Written instruction ▸ Print the entries that appear below, exactly as written and without their pictures.

Information shown ▸
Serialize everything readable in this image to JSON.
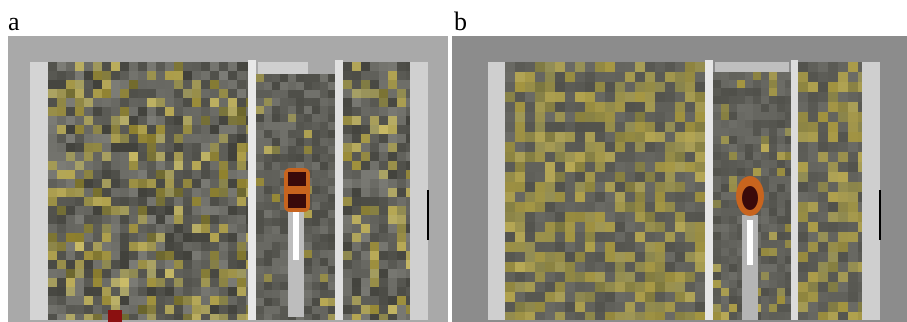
{
  "panels": [
    {
      "label": "a"
    },
    {
      "label": "b"
    }
  ]
}
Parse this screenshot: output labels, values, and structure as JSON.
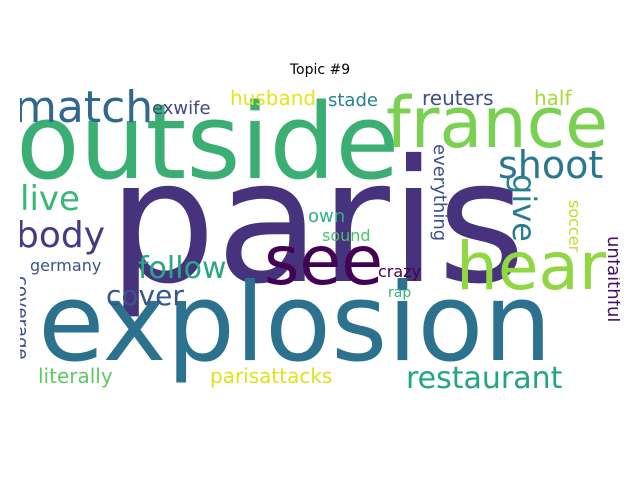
{
  "title": "Topic #9",
  "colors": {
    "paris": "#47337d",
    "outside": "#3aae73",
    "explosion": "#2c728e",
    "france": "#7ad151",
    "hear": "#90d743",
    "see": "#440154",
    "match": "#31688e",
    "shoot": "#2a788e",
    "body": "#443b84",
    "live": "#38b977",
    "give": "#287d8e",
    "follow": "#27a884",
    "cover": "#39568c",
    "restaurant": "#21a585",
    "coverage": "#3e4a89",
    "literally": "#5ec962",
    "parisattacks": "#dde318",
    "everything": "#3b518b",
    "husband": "#e5e419",
    "stade": "#26818e",
    "reuters": "#3d4e8a",
    "half": "#9fda3a",
    "exwife": "#3f4889",
    "germany": "#3a548c",
    "own": "#2db27d",
    "sound": "#4ac16d",
    "crazy": "#440154",
    "rap": "#35b779",
    "soccer": "#bddf26",
    "unfaithful": "#471063"
  },
  "words": {
    "paris": "paris",
    "outside": "outside",
    "explosion": "explosion",
    "france": "france",
    "hear": "hear",
    "see": "see",
    "match": "match",
    "shoot": "shoot",
    "body": "body",
    "live": "live",
    "give": "give",
    "follow": "follow",
    "cover": "cover",
    "restaurant": "restaurant",
    "coverage": "coverage",
    "literally": "literally",
    "parisattacks": "parisattacks",
    "everything": "everything",
    "husband": "husband",
    "stade": "stade",
    "reuters": "reuters",
    "half": "half",
    "exwife": "exwife",
    "germany": "germany",
    "own": "own",
    "sound": "sound",
    "crazy": "crazy",
    "rap": "rap",
    "soccer": "soccer",
    "unfaithful": "unfaithful"
  }
}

Exercise result ▸
Serialize everything readable in this image to JSON.
{
  "panels": [
    {
      "label": "a"
    },
    {
      "label": "b"
    }
  ]
}
Parse this screenshot: output labels, values, and structure as JSON.
{
  "title": "Topic #9",
  "colors": {
    "paris": "#47337d",
    "outside": "#3aae73",
    "explosion": "#2c728e",
    "france": "#7ad151",
    "hear": "#90d743",
    "see": "#440154",
    "match": "#31688e",
    "shoot": "#2a788e",
    "body": "#443b84",
    "live": "#38b977",
    "give": "#287d8e",
    "follow": "#27a884",
    "cover": "#39568c",
    "restaurant": "#21a585",
    "coverage": "#3e4a89",
    "literally": "#5ec962",
    "parisattacks": "#dde318",
    "everything": "#3b518b",
    "husband": "#e5e419",
    "stade": "#26818e",
    "reuters": "#3d4e8a",
    "half": "#9fda3a",
    "exwife": "#3f4889",
    "germany": "#3a548c",
    "own": "#2db27d",
    "sound": "#4ac16d",
    "crazy": "#440154",
    "rap": "#35b779",
    "soccer": "#bddf26",
    "unfaithful": "#471063"
  },
  "words": {
    "paris": "paris",
    "outside": "outside",
    "explosion": "explosion",
    "france": "france",
    "hear": "hear",
    "see": "see",
    "match": "match",
    "shoot": "shoot",
    "body": "body",
    "live": "live",
    "give": "give",
    "follow": "follow",
    "cover": "cover",
    "restaurant": "restaurant",
    "coverage": "coverage",
    "literally": "literally",
    "parisattacks": "parisattacks",
    "everything": "everything",
    "husband": "husband",
    "stade": "stade",
    "reuters": "reuters",
    "half": "half",
    "exwife": "exwife",
    "germany": "germany",
    "own": "own",
    "sound": "sound",
    "crazy": "crazy",
    "rap": "rap",
    "soccer": "soccer",
    "unfaithful": "unfaithful"
  }
}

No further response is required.